=== WHAT IS ASKED ===
Could you copy every one of the lines below, character for character?

== RECORDS FOR THIS TASK

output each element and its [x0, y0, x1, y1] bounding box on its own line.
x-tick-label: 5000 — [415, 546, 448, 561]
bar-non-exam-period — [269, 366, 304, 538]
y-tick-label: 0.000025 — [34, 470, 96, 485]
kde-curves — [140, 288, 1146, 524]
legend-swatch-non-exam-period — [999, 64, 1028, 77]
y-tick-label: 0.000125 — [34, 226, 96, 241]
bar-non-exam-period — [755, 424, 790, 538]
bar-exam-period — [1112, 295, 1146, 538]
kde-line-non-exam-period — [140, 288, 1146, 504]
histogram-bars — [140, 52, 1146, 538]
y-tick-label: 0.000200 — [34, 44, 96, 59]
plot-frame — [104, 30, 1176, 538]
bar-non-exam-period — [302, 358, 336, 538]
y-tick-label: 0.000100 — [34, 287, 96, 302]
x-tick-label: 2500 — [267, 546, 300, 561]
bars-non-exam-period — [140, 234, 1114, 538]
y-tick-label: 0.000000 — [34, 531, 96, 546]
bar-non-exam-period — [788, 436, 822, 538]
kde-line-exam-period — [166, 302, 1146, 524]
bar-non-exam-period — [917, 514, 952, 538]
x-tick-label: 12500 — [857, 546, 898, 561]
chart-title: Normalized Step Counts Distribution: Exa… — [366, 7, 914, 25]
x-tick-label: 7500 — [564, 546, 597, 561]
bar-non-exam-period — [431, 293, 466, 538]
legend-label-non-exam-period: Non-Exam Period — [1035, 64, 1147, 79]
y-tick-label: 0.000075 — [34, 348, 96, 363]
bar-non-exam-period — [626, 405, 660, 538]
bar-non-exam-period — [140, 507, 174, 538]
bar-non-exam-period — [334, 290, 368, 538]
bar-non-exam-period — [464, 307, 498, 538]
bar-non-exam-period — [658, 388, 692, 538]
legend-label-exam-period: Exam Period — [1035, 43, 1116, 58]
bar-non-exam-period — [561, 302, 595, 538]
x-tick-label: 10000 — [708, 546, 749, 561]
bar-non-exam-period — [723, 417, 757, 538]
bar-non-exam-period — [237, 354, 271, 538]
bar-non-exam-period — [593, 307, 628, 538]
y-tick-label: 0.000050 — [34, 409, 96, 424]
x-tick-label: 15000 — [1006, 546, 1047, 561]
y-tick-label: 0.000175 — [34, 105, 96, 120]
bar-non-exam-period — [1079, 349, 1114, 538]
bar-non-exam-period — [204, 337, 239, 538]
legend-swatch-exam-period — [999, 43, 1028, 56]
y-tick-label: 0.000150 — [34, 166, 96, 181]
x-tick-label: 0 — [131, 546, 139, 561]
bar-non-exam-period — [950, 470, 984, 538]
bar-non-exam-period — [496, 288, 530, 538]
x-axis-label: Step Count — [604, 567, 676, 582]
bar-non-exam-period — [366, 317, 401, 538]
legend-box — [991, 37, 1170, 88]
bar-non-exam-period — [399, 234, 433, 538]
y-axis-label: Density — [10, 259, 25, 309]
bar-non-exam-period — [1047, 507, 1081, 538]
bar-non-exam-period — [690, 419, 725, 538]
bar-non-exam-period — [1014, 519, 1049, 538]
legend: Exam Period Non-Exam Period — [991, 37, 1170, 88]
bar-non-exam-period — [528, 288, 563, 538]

====

=== WRITTEN SOLUTION ===
output each element and its [x0, y0, x1, y1] bounding box on its own line.
x-tick-label: 5000 — [415, 546, 448, 561]
bar-non-exam-period — [269, 366, 304, 538]
y-tick-label: 0.000025 — [34, 470, 96, 485]
kde-curves — [140, 288, 1146, 524]
legend-swatch-non-exam-period — [999, 64, 1028, 77]
y-tick-label: 0.000125 — [34, 226, 96, 241]
bar-non-exam-period — [755, 424, 790, 538]
bar-exam-period — [1112, 295, 1146, 538]
kde-line-non-exam-period — [140, 288, 1146, 504]
histogram-bars — [140, 52, 1146, 538]
y-tick-label: 0.000200 — [34, 44, 96, 59]
plot-frame — [104, 30, 1176, 538]
bar-non-exam-period — [302, 358, 336, 538]
y-tick-label: 0.000100 — [34, 287, 96, 302]
x-tick-label: 2500 — [267, 546, 300, 561]
bars-non-exam-period — [140, 234, 1114, 538]
y-tick-label: 0.000000 — [34, 531, 96, 546]
bar-non-exam-period — [788, 436, 822, 538]
kde-line-exam-period — [166, 302, 1146, 524]
bar-non-exam-period — [917, 514, 952, 538]
x-tick-label: 12500 — [857, 546, 898, 561]
chart-title: Normalized Step Counts Distribution: Exa… — [366, 7, 914, 25]
x-tick-label: 7500 — [564, 546, 597, 561]
bar-non-exam-period — [431, 293, 466, 538]
legend-label-non-exam-period: Non-Exam Period — [1035, 64, 1147, 79]
y-tick-label: 0.000075 — [34, 348, 96, 363]
bar-non-exam-period — [626, 405, 660, 538]
bar-non-exam-period — [140, 507, 174, 538]
bar-non-exam-period — [334, 290, 368, 538]
bar-non-exam-period — [464, 307, 498, 538]
bar-non-exam-period — [658, 388, 692, 538]
legend-label-exam-period: Exam Period — [1035, 43, 1116, 58]
bar-non-exam-period — [561, 302, 595, 538]
x-tick-label: 10000 — [708, 546, 749, 561]
bar-non-exam-period — [723, 417, 757, 538]
bar-non-exam-period — [237, 354, 271, 538]
bar-non-exam-period — [593, 307, 628, 538]
y-tick-label: 0.000050 — [34, 409, 96, 424]
x-tick-label: 15000 — [1006, 546, 1047, 561]
y-tick-label: 0.000175 — [34, 105, 96, 120]
bar-non-exam-period — [1079, 349, 1114, 538]
bar-non-exam-period — [204, 337, 239, 538]
legend-swatch-exam-period — [999, 43, 1028, 56]
y-tick-label: 0.000150 — [34, 166, 96, 181]
x-tick-label: 0 — [131, 546, 139, 561]
bar-non-exam-period — [950, 470, 984, 538]
bar-non-exam-period — [496, 288, 530, 538]
x-axis-label: Step Count — [604, 567, 676, 582]
bar-non-exam-period — [366, 317, 401, 538]
legend-box — [991, 37, 1170, 88]
bar-non-exam-period — [399, 234, 433, 538]
y-axis-label: Density — [10, 259, 25, 309]
bar-non-exam-period — [1047, 507, 1081, 538]
bar-non-exam-period — [690, 419, 725, 538]
bar-non-exam-period — [1014, 519, 1049, 538]
legend: Exam Period Non-Exam Period — [991, 37, 1170, 88]
bar-non-exam-period — [528, 288, 563, 538]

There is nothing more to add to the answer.